**INSTRUCTIONS TO FOLLOW:**
In the data below, find each line containing the string "accent" and return it.
───── MATERIAL SHOWN
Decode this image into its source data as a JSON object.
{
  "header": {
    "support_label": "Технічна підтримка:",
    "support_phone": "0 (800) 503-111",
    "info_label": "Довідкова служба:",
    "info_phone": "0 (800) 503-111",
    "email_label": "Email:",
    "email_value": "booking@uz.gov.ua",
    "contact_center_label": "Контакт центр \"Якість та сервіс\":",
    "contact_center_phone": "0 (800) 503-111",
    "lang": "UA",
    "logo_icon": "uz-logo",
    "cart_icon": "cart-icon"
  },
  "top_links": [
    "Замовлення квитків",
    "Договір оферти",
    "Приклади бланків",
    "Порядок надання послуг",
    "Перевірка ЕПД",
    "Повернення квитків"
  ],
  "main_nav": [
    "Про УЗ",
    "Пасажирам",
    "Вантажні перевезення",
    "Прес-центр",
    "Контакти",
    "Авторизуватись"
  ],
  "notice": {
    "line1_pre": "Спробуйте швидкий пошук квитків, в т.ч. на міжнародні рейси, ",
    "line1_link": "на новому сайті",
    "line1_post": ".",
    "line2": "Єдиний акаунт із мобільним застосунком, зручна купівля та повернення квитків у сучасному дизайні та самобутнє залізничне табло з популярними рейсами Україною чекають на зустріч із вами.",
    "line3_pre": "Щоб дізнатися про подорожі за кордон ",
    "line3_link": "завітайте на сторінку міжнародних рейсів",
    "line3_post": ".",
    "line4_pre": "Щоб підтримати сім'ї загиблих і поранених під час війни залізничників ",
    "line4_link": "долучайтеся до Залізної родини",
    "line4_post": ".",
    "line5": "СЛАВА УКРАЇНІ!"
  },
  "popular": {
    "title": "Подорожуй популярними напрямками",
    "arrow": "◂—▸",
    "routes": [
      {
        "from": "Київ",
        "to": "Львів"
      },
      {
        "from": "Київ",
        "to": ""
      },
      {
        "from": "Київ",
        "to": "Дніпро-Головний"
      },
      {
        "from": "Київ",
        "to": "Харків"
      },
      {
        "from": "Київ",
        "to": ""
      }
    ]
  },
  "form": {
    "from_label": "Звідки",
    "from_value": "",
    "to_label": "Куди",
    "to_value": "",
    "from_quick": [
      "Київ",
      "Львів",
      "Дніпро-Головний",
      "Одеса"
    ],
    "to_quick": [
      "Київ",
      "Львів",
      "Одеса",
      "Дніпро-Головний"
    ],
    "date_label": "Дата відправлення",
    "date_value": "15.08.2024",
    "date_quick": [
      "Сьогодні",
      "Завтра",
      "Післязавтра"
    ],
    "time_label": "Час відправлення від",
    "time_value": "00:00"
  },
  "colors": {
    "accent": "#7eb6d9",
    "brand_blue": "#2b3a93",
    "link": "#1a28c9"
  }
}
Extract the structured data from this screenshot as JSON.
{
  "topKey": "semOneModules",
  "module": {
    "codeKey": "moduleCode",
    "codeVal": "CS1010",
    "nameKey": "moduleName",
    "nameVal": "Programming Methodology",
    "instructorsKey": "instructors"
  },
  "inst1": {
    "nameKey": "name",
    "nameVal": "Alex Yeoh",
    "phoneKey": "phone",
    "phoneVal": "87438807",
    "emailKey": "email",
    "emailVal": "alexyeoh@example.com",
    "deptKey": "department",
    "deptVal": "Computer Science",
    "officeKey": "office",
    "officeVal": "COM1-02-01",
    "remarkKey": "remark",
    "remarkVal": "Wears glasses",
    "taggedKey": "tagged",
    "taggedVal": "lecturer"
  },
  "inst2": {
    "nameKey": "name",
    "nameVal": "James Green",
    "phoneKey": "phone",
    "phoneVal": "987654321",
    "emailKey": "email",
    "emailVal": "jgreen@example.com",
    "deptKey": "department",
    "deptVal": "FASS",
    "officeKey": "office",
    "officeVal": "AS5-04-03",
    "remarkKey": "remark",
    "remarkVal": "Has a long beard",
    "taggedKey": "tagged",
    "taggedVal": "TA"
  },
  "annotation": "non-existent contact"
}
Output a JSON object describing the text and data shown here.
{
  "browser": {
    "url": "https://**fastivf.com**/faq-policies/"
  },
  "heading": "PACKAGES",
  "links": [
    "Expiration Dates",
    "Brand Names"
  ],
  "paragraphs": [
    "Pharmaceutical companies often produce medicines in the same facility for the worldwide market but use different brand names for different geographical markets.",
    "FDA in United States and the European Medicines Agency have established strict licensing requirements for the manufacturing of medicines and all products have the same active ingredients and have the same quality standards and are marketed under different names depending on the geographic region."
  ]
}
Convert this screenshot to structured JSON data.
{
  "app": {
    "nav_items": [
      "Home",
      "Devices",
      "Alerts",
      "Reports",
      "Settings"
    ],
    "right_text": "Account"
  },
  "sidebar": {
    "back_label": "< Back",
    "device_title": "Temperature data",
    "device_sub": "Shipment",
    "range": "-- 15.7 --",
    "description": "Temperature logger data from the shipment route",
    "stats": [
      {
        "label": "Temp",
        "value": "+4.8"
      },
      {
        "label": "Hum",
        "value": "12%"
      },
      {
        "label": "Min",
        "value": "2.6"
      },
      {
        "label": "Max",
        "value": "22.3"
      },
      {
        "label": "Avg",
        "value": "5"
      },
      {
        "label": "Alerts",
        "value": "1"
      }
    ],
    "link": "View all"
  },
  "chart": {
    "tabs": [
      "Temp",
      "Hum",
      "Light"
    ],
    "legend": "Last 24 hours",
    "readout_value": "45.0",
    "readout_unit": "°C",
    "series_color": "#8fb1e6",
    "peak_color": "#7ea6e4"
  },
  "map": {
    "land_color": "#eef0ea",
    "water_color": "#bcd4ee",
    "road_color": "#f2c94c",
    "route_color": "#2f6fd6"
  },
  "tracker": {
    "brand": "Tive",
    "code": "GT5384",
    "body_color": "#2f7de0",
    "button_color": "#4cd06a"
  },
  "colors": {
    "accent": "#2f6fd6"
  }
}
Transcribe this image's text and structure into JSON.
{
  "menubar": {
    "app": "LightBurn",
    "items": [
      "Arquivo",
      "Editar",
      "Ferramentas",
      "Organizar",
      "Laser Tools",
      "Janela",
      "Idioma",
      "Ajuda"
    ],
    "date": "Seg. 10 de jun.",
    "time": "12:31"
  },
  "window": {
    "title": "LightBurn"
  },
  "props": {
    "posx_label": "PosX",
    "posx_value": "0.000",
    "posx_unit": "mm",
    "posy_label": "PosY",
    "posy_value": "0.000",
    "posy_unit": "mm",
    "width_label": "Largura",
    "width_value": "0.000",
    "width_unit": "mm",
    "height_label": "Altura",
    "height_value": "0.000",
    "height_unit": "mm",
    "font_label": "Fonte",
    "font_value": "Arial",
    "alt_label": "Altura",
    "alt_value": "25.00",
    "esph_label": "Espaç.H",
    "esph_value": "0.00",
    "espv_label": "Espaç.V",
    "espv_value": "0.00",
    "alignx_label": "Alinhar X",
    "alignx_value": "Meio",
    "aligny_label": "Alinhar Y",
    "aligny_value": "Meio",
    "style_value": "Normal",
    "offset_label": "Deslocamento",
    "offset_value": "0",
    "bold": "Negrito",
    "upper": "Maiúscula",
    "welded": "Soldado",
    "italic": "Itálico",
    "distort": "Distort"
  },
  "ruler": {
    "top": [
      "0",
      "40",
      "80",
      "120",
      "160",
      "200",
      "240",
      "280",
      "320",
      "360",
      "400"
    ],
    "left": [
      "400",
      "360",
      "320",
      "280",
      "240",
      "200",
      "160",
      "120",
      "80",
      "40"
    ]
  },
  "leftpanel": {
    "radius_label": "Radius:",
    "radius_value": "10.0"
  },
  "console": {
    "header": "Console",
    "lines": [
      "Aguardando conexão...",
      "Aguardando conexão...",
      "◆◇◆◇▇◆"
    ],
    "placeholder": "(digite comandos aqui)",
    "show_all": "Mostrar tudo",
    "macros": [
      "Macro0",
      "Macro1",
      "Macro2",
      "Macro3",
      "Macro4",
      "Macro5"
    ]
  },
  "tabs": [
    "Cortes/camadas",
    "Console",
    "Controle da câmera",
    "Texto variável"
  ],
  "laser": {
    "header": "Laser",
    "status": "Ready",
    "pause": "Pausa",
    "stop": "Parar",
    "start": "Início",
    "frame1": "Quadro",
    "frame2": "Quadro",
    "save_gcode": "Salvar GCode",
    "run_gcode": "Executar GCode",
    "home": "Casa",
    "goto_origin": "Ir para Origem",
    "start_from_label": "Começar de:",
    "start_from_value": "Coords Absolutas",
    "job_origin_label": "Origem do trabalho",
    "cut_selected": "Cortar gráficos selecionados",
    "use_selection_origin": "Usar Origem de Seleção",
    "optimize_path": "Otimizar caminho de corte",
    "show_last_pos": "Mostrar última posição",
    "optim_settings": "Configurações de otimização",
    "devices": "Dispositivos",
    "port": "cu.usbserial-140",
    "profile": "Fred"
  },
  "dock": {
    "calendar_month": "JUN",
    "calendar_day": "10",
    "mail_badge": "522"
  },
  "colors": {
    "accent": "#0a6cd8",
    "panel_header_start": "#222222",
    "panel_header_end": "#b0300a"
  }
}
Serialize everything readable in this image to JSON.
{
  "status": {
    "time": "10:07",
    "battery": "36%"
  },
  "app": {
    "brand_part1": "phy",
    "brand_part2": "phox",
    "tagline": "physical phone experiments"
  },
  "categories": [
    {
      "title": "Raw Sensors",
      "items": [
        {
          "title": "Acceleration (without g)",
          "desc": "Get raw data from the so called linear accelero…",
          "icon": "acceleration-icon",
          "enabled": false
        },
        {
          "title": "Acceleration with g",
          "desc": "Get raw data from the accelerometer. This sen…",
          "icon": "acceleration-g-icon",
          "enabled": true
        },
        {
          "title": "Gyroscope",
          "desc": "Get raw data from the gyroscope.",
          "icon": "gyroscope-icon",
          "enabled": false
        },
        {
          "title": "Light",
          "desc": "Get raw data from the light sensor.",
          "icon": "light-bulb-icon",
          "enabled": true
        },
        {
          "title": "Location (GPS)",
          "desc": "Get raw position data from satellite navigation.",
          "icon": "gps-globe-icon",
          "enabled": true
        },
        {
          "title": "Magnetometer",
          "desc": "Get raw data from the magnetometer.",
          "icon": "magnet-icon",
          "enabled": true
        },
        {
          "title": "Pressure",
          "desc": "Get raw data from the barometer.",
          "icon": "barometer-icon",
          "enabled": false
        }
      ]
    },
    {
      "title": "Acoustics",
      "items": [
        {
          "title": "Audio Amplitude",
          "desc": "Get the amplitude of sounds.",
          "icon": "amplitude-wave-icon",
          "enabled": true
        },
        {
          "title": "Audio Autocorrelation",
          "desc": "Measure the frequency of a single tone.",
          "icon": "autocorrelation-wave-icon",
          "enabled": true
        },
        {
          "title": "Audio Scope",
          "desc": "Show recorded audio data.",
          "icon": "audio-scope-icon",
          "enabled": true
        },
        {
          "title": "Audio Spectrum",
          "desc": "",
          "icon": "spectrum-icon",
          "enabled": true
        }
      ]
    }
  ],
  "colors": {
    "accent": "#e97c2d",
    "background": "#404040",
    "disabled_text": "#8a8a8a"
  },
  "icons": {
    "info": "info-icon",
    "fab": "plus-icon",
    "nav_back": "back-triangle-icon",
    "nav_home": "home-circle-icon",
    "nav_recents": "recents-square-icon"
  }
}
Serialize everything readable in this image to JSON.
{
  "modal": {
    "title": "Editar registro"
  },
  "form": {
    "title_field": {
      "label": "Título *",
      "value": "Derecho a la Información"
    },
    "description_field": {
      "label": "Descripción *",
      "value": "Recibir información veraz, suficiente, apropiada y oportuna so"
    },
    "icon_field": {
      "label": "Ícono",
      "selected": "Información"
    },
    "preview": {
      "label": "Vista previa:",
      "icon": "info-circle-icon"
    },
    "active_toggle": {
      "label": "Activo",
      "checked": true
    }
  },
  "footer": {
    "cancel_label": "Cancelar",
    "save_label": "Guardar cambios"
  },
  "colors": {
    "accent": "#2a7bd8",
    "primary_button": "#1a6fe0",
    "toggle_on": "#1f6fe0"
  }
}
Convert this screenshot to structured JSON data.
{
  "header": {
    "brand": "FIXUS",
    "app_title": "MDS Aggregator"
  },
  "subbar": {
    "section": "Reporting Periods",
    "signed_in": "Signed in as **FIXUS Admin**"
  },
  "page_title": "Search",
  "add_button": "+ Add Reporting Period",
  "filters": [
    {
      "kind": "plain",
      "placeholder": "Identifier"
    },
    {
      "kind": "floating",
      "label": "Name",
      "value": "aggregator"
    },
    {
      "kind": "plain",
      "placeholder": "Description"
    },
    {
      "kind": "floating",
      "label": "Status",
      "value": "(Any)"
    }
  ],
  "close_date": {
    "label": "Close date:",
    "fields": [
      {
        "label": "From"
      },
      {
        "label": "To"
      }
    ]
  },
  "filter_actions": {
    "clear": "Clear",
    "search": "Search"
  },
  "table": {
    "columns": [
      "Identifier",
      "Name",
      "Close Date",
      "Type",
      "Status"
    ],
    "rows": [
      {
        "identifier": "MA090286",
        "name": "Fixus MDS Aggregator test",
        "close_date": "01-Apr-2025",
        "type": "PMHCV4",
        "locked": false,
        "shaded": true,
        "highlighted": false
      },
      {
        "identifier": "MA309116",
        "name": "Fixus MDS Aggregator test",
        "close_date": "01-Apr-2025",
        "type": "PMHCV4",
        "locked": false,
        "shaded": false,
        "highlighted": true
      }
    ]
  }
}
──────────
**EXPECTED ANSWER:**
    "accent": "#7eb6d9",
    "accent": "#2f6fd6"
    "accent": "#0a6cd8",
    "accent": "#e97c2d",
    "accent": "#2a7bd8",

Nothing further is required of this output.